Recorded data |
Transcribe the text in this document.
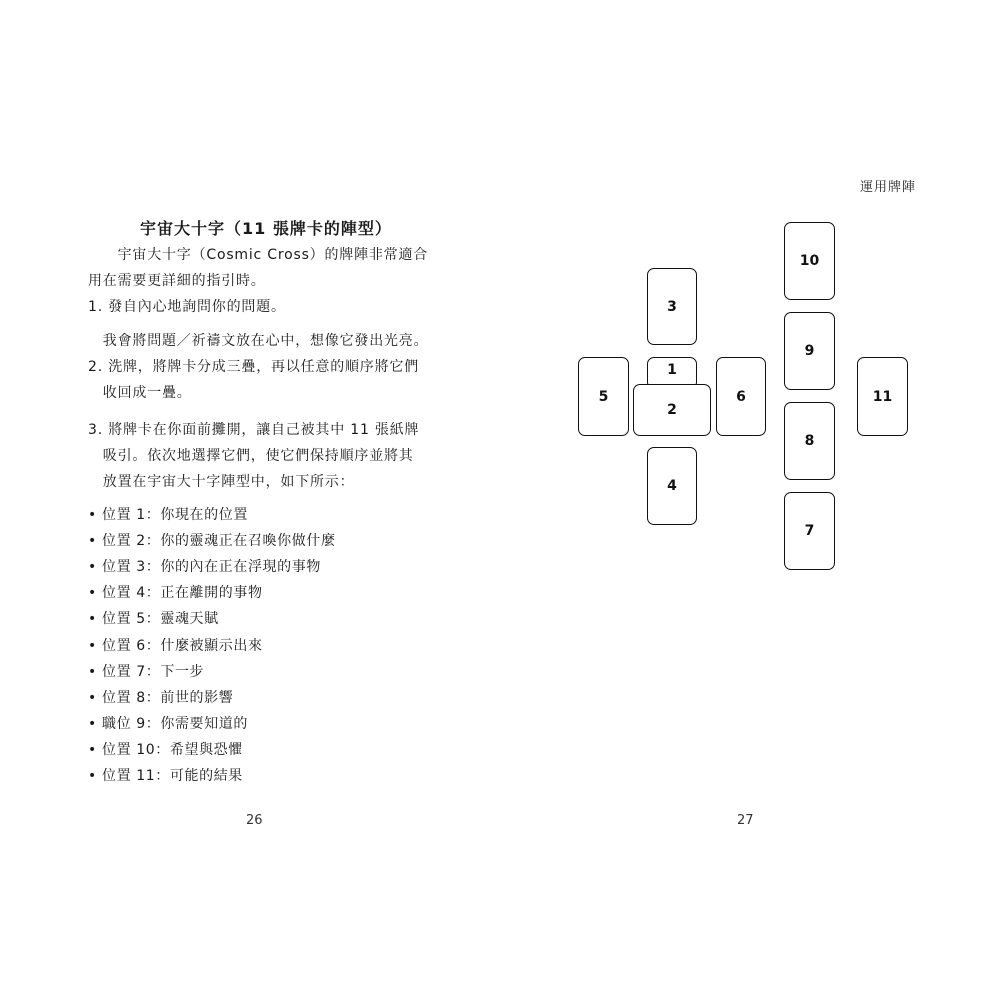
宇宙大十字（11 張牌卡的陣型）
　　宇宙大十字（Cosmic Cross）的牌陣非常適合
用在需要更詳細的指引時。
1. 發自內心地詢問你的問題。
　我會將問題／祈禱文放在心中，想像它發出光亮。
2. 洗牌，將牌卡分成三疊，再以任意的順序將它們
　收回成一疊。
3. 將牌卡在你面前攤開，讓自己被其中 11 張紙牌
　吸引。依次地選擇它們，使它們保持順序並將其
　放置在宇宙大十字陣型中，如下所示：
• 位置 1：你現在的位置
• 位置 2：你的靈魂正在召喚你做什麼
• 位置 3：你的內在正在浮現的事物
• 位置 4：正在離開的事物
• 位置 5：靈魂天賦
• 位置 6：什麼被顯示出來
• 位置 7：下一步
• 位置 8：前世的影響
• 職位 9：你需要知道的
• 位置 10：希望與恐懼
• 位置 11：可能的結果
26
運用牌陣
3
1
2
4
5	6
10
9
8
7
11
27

...

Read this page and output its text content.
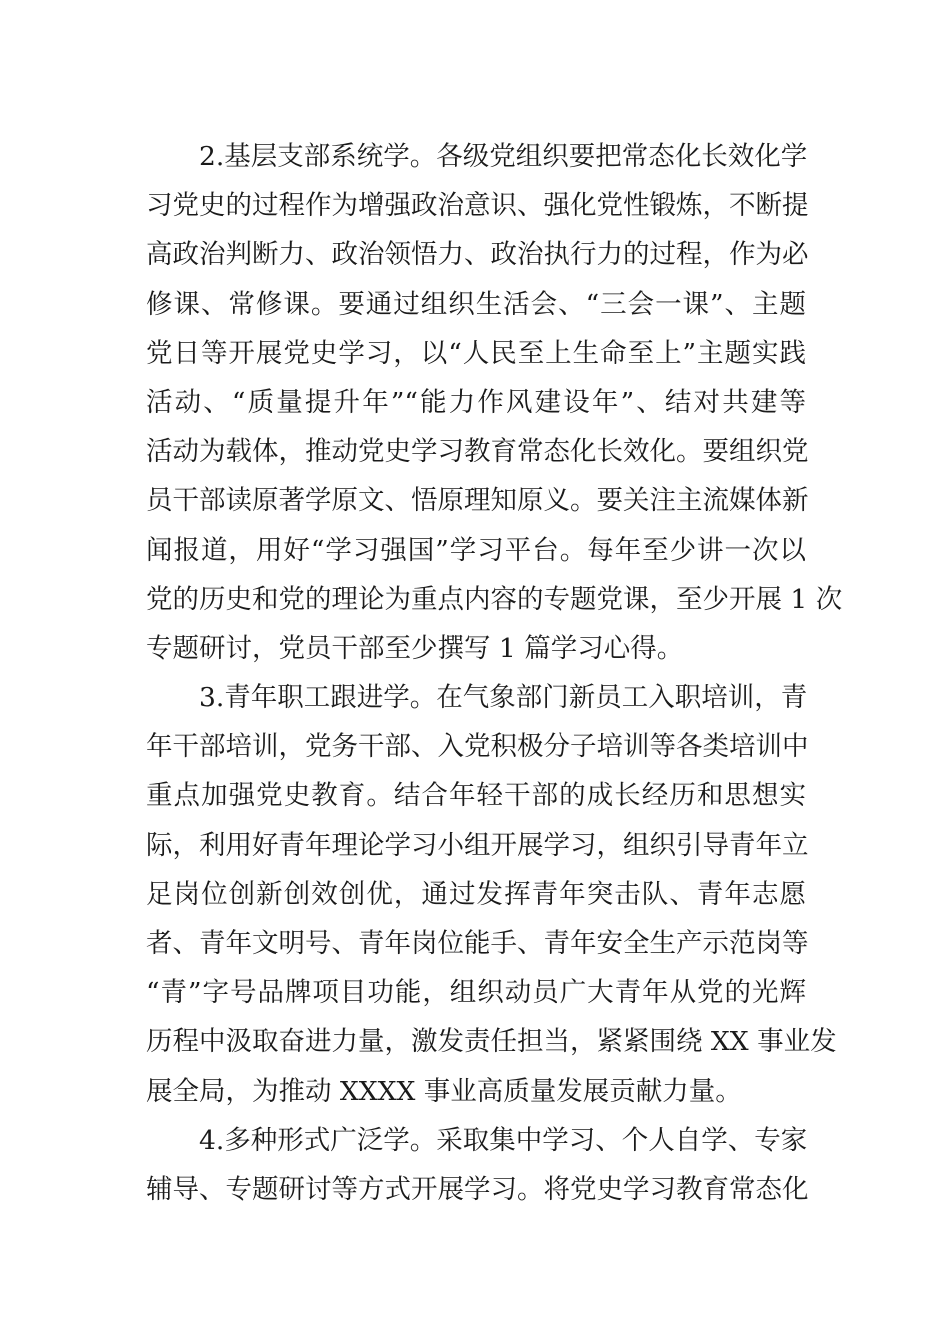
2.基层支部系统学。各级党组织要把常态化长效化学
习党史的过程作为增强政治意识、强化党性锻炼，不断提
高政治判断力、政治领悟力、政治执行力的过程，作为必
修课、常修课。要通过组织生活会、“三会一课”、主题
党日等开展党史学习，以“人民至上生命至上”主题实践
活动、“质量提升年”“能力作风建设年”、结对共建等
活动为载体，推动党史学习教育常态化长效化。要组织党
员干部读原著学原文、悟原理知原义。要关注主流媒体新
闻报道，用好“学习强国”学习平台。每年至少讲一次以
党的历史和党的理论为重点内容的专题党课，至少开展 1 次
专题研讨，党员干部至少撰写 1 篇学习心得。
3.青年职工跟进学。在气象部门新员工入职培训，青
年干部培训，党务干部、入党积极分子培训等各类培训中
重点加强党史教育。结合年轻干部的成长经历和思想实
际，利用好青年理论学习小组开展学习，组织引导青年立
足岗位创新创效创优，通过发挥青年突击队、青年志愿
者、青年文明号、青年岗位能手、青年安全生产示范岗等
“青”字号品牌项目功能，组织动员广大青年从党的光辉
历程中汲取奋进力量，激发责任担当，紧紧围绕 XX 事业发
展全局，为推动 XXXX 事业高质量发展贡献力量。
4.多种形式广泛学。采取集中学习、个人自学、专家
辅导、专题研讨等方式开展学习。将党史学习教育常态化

Your goal |
From the data above, copy each line where the string "text" appears.

Solved exercise |
Transcribe the text in this document.
Read this page and output its text content.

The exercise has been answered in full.